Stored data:

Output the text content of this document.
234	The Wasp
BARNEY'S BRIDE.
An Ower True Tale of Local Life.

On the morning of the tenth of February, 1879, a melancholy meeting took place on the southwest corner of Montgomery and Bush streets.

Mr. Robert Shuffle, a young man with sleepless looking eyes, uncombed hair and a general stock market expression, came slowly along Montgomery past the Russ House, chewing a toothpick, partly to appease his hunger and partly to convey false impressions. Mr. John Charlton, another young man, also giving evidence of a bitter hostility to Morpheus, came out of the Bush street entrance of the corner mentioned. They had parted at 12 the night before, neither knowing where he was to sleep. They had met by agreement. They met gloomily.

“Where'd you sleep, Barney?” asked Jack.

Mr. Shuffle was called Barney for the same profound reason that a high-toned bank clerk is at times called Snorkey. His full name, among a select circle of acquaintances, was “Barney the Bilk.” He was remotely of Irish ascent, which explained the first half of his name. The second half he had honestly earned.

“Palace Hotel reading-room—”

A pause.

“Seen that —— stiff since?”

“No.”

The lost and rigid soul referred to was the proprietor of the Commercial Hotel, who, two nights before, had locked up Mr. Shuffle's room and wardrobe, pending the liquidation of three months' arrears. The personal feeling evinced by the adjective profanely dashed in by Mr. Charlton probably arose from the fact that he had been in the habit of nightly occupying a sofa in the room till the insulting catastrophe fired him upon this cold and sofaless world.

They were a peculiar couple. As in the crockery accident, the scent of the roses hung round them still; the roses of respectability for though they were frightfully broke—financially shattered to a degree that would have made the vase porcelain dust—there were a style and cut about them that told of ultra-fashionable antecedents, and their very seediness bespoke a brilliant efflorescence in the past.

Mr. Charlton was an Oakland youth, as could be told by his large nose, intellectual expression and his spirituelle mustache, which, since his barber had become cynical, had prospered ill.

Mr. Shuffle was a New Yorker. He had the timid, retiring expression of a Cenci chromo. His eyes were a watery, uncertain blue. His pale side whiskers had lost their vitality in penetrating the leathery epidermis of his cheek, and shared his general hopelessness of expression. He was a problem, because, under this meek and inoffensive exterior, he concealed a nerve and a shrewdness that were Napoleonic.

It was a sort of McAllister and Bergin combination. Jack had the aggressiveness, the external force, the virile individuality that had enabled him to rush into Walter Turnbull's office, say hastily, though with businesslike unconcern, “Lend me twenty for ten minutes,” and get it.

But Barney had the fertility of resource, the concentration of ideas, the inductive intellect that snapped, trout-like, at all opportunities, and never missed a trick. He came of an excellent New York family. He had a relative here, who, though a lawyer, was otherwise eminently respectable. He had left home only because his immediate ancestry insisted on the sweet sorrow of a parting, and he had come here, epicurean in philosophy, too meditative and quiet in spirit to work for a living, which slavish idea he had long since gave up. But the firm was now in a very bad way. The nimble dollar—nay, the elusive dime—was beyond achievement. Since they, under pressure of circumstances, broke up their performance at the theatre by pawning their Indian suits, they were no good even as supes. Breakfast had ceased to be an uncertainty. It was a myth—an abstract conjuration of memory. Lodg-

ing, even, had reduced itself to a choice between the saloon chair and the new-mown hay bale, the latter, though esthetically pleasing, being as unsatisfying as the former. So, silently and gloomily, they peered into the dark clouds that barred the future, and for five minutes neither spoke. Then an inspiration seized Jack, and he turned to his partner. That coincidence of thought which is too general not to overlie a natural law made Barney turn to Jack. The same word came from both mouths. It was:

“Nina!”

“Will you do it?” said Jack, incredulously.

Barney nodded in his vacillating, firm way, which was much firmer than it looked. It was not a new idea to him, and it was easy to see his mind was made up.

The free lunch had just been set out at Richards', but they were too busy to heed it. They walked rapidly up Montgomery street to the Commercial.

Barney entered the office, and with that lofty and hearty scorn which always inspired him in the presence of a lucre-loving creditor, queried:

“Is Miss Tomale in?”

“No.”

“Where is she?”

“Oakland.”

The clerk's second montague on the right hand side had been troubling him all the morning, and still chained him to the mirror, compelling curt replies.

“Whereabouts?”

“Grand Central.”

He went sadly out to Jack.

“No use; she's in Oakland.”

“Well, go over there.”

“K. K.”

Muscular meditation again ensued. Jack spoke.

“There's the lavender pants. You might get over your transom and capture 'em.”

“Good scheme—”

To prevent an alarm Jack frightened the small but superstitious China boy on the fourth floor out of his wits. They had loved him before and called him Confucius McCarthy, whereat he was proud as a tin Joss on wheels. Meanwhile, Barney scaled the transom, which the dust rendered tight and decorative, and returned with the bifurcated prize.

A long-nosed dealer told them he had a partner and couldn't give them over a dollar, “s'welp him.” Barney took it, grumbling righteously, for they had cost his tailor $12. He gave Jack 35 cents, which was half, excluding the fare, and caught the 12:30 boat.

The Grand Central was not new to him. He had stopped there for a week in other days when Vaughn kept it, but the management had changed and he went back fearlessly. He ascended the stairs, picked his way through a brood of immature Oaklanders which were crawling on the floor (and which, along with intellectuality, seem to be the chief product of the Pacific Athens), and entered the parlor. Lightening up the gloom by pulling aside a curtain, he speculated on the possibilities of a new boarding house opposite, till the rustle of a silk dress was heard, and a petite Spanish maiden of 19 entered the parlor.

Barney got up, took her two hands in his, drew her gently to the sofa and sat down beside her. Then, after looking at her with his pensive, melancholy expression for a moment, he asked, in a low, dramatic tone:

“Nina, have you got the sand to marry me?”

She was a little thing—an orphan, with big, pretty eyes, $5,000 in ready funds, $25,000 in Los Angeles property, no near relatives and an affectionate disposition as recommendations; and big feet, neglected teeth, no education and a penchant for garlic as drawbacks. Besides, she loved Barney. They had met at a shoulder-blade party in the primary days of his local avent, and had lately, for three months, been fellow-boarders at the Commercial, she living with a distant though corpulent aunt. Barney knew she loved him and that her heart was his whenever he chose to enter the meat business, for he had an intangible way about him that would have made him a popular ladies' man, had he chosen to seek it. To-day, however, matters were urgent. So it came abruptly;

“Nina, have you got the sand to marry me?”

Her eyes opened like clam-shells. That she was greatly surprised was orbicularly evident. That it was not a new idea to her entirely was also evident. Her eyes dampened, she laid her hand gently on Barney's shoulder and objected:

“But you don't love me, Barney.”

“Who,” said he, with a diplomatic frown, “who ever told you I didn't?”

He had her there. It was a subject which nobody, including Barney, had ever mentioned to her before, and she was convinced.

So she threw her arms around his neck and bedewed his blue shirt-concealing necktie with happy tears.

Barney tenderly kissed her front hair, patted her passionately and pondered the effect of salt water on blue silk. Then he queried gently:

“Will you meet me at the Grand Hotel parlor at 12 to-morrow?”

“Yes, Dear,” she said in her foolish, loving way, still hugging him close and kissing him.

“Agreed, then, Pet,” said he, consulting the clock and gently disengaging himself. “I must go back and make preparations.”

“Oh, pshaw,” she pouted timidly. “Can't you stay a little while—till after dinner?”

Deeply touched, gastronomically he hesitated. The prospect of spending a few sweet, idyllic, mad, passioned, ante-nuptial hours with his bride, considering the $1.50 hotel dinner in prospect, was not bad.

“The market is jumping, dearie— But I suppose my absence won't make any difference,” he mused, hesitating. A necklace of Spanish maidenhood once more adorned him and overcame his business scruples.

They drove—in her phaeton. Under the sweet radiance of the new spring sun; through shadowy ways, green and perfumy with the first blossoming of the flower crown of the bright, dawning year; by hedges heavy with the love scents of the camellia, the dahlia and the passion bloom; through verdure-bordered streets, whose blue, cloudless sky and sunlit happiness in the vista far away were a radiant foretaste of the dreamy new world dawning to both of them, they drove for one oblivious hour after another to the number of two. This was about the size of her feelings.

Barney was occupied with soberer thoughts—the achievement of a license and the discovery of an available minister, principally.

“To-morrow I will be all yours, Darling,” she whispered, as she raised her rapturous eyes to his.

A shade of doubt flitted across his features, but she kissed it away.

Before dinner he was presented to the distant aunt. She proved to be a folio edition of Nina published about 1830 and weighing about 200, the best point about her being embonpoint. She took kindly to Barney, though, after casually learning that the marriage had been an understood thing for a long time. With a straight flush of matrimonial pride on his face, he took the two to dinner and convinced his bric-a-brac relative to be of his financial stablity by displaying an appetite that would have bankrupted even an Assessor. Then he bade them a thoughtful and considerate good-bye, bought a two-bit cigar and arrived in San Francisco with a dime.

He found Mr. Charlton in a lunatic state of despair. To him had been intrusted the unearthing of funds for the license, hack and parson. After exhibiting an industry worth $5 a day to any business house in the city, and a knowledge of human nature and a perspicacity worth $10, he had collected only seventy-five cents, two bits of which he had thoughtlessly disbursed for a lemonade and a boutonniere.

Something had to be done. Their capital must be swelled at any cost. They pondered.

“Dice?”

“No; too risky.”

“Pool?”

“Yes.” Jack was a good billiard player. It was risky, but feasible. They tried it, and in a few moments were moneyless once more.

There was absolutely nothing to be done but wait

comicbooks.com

Description of the task:
Count the lines in the material above where the string "same" appears, then state only that count.

Response below:
2